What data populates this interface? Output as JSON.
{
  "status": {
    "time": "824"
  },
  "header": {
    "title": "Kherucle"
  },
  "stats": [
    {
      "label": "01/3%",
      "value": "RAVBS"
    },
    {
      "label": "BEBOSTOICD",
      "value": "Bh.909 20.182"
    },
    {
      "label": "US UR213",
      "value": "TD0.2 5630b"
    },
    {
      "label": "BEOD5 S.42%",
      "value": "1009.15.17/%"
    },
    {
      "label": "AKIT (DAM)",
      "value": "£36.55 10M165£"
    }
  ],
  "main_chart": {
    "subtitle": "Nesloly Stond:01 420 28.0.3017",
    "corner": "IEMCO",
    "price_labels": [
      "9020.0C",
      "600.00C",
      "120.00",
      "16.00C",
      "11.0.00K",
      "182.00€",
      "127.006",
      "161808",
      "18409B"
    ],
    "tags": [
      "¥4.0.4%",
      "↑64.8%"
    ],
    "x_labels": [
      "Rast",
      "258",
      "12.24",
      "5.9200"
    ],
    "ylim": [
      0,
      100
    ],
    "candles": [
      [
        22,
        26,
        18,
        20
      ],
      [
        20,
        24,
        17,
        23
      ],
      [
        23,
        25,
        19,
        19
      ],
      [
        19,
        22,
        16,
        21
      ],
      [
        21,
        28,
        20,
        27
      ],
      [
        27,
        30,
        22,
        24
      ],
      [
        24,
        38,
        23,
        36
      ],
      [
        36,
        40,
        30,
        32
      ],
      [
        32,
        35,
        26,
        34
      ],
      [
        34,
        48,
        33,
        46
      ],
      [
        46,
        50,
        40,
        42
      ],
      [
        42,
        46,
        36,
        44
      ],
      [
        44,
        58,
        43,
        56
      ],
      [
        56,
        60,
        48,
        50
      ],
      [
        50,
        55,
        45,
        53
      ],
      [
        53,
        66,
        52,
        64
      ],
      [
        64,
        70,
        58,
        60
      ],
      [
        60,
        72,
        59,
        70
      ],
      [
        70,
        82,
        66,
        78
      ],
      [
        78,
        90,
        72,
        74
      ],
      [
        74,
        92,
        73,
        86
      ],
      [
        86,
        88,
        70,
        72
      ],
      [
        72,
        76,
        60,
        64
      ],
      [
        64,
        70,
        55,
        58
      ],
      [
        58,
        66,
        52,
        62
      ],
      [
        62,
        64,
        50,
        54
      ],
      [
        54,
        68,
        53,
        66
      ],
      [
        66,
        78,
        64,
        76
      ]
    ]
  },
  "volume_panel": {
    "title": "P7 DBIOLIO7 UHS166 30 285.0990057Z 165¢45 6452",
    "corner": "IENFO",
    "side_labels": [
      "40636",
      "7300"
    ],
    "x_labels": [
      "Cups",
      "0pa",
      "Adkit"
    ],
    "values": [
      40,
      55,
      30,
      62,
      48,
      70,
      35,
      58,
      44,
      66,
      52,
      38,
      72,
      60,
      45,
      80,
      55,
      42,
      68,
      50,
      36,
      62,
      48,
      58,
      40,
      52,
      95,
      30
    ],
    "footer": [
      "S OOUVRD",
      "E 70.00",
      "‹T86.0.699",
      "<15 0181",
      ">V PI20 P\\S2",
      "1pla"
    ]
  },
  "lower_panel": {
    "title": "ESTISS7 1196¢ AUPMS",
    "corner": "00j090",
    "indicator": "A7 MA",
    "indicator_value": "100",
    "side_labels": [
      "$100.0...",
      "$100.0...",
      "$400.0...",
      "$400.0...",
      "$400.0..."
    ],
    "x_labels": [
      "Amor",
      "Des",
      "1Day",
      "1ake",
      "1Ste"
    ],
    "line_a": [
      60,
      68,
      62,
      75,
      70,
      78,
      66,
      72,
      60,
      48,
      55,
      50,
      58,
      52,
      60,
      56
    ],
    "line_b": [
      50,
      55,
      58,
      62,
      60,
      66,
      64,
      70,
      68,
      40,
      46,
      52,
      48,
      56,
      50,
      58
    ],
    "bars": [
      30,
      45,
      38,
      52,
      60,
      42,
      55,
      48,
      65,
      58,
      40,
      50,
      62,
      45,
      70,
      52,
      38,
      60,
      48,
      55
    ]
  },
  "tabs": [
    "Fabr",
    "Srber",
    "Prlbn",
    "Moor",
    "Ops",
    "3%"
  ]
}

....

• WRITTEN TASK: Output the data above exactly, please, line for line.

• RIGHT ANSWER:
What data populates this interface? Output as JSON.
{
  "status": {
    "time": "824"
  },
  "header": {
    "title": "Kherucle"
  },
  "stats": [
    {
      "label": "01/3%",
      "value": "RAVBS"
    },
    {
      "label": "BEBOSTOICD",
      "value": "Bh.909 20.182"
    },
    {
      "label": "US UR213",
      "value": "TD0.2 5630b"
    },
    {
      "label": "BEOD5 S.42%",
      "value": "1009.15.17/%"
    },
    {
      "label": "AKIT (DAM)",
      "value": "£36.55 10M165£"
    }
  ],
  "main_chart": {
    "subtitle": "Nesloly Stond:01 420 28.0.3017",
    "corner": "IEMCO",
    "price_labels": [
      "9020.0C",
      "600.00C",
      "120.00",
      "16.00C",
      "11.0.00K",
      "182.00€",
      "127.006",
      "161808",
      "18409B"
    ],
    "tags": [
      "¥4.0.4%",
      "↑64.8%"
    ],
    "x_labels": [
      "Rast",
      "258",
      "12.24",
      "5.9200"
    ],
    "ylim": [
      0,
      100
    ],
    "candles": [
      [
        22,
        26,
        18,
        20
      ],
      [
        20,
        24,
        17,
        23
      ],
      [
        23,
        25,
        19,
        19
      ],
      [
        19,
        22,
        16,
        21
      ],
      [
        21,
        28,
        20,
        27
      ],
      [
        27,
        30,
        22,
        24
      ],
      [
        24,
        38,
        23,
        36
      ],
      [
        36,
        40,
        30,
        32
      ],
      [
        32,
        35,
        26,
        34
      ],
      [
        34,
        48,
        33,
        46
      ],
      [
        46,
        50,
        40,
        42
      ],
      [
        42,
        46,
        36,
        44
      ],
      [
        44,
        58,
        43,
        56
      ],
      [
        56,
        60,
        48,
        50
      ],
      [
        50,
        55,
        45,
        53
      ],
      [
        53,
        66,
        52,
        64
      ],
      [
        64,
        70,
        58,
        60
      ],
      [
        60,
        72,
        59,
        70
      ],
      [
        70,
        82,
        66,
        78
      ],
      [
        78,
        90,
        72,
        74
      ],
      [
        74,
        92,
        73,
        86
      ],
      [
        86,
        88,
        70,
        72
      ],
      [
        72,
        76,
        60,
        64
      ],
      [
        64,
        70,
        55,
        58
      ],
      [
        58,
        66,
        52,
        62
      ],
      [
        62,
        64,
        50,
        54
      ],
      [
        54,
        68,
        53,
        66
      ],
      [
        66,
        78,
        64,
        76
      ]
    ]
  },
  "volume_panel": {
    "title": "P7 DBIOLIO7 UHS166 30 285.0990057Z 165¢45 6452",
    "corner": "IENFO",
    "side_labels": [
      "40636",
      "7300"
    ],
    "x_labels": [
      "Cups",
      "0pa",
      "Adkit"
    ],
    "values": [
      40,
      55,
      30,
      62,
      48,
      70,
      35,
      58,
      44,
      66,
      52,
      38,
      72,
      60,
      45,
      80,
      55,
      42,
      68,
      50,
      36,
      62,
      48,
      58,
      40,
      52,
      95,
      30
    ],
    "footer": [
      "S OOUVRD",
      "E 70.00",
      "‹T86.0.699",
      "<15 0181",
      ">V PI20 P\\S2",
      "1pla"
    ]
  },
  "lower_panel": {
    "title": "ESTISS7 1196¢ AUPMS",
    "corner": "00j090",
    "indicator": "A7 MA",
    "indicator_value": "100",
    "side_labels": [
      "$100.0...",
      "$100.0...",
      "$400.0...",
      "$400.0...",
      "$400.0..."
    ],
    "x_labels": [
      "Amor",
      "Des",
      "1Day",
      "1ake",
      "1Ste"
    ],
    "line_a": [
      60,
      68,
      62,
      75,
      70,
      78,
      66,
      72,
      60,
      48,
      55,
      50,
      58,
      52,
      60,
      56
    ],
    "line_b": [
      50,
      55,
      58,
      62,
      60,
      66,
      64,
      70,
      68,
      40,
      46,
      52,
      48,
      56,
      50,
      58
    ],
    "bars": [
      30,
      45,
      38,
      52,
      60,
      42,
      55,
      48,
      65,
      58,
      40,
      50,
      62,
      45,
      70,
      52,
      38,
      60,
      48,
      55
    ]
  },
  "tabs": [
    "Fabr",
    "Srber",
    "Prlbn",
    "Moor",
    "Ops",
    "3%"
  ]
}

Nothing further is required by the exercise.